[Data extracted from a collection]
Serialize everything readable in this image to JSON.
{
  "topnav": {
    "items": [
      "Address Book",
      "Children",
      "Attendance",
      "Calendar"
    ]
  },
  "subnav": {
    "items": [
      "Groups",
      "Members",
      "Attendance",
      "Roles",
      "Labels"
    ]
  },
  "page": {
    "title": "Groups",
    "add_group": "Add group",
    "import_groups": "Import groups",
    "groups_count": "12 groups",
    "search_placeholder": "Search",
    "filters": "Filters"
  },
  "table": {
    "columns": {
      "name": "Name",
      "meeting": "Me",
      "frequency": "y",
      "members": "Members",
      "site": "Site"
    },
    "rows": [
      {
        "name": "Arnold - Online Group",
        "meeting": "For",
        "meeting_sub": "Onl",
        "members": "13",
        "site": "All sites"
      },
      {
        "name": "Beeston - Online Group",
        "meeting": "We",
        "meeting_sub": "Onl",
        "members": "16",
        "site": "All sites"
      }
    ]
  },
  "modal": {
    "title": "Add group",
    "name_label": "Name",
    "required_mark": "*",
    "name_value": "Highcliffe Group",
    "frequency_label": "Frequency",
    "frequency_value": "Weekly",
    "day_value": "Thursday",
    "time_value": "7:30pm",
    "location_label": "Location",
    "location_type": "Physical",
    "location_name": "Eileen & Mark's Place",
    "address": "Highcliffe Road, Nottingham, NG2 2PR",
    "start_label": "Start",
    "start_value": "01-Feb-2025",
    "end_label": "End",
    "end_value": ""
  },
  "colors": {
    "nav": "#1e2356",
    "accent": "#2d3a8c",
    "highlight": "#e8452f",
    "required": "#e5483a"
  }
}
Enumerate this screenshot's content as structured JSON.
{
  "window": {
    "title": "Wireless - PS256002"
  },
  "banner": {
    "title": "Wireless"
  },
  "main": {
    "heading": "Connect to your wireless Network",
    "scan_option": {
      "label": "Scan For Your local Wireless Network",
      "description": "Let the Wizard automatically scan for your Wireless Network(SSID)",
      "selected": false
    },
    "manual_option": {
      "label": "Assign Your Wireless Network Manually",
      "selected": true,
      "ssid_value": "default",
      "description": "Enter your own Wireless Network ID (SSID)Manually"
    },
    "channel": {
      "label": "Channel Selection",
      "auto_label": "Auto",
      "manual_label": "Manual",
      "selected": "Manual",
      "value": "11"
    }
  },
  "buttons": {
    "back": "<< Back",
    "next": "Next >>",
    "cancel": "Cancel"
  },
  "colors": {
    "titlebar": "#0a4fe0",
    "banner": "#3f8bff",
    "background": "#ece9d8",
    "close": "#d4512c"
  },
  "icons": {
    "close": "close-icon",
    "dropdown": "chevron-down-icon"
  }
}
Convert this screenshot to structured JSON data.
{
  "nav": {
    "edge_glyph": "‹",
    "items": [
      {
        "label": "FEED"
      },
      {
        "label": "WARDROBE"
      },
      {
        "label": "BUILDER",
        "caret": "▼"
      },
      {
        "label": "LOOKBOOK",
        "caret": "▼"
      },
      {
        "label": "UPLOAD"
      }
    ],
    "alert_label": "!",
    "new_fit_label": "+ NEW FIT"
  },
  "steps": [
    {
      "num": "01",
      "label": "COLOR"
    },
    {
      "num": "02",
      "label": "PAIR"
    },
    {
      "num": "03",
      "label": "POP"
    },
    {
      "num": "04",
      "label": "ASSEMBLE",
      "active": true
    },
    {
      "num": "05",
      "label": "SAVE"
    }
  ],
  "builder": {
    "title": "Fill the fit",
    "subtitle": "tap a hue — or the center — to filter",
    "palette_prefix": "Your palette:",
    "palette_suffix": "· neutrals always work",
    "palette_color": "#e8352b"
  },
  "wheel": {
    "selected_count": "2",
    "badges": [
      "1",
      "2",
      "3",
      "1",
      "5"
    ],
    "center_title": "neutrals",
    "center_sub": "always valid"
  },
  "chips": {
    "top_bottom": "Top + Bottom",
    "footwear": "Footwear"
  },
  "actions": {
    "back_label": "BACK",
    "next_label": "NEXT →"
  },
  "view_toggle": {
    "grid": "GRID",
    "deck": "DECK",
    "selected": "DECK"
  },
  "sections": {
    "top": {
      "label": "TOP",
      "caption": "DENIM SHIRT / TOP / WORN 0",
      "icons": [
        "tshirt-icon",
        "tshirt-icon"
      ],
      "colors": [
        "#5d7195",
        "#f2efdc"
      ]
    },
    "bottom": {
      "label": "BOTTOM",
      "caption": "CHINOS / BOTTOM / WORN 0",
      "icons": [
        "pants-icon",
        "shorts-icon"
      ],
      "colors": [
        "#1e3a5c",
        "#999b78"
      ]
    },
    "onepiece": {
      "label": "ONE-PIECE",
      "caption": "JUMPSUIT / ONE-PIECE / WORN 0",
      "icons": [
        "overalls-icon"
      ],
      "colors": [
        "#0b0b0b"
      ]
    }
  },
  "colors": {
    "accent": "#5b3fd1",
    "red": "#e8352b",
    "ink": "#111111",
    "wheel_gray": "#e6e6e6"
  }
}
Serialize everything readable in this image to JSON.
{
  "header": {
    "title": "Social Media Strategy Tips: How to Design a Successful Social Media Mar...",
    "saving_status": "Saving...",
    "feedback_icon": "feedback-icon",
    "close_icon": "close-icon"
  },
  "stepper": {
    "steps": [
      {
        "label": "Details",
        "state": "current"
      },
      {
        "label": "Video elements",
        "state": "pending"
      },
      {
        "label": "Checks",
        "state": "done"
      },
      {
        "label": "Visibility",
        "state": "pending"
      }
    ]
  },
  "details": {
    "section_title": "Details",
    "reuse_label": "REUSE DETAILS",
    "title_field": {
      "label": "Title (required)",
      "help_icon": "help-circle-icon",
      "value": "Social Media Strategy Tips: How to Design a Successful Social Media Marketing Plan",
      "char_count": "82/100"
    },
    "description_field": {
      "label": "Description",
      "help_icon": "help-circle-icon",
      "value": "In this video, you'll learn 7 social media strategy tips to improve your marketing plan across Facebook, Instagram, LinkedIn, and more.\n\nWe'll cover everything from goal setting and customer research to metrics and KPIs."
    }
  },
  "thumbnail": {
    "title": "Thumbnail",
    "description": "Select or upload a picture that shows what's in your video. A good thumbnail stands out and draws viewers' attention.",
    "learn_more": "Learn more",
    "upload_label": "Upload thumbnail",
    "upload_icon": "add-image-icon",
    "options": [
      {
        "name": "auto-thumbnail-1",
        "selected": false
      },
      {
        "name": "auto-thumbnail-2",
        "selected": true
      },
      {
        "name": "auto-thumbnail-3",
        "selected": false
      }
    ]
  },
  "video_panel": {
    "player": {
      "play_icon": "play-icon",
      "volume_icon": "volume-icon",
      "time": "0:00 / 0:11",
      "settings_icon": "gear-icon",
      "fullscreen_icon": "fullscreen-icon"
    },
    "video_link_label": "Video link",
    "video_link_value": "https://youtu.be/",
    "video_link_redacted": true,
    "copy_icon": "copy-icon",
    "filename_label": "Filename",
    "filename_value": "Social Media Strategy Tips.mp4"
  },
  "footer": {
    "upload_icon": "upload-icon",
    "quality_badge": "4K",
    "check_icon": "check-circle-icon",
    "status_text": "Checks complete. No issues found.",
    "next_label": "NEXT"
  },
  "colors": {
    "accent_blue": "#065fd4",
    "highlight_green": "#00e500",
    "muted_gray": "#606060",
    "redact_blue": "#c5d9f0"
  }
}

WHAT THE TASK ASKS
All lines above with "true" in them should be returned.

OUTPUT OF THE TASK
      "selected": true,
      "active": true
        "selected": true
    "video_link_redacted": true,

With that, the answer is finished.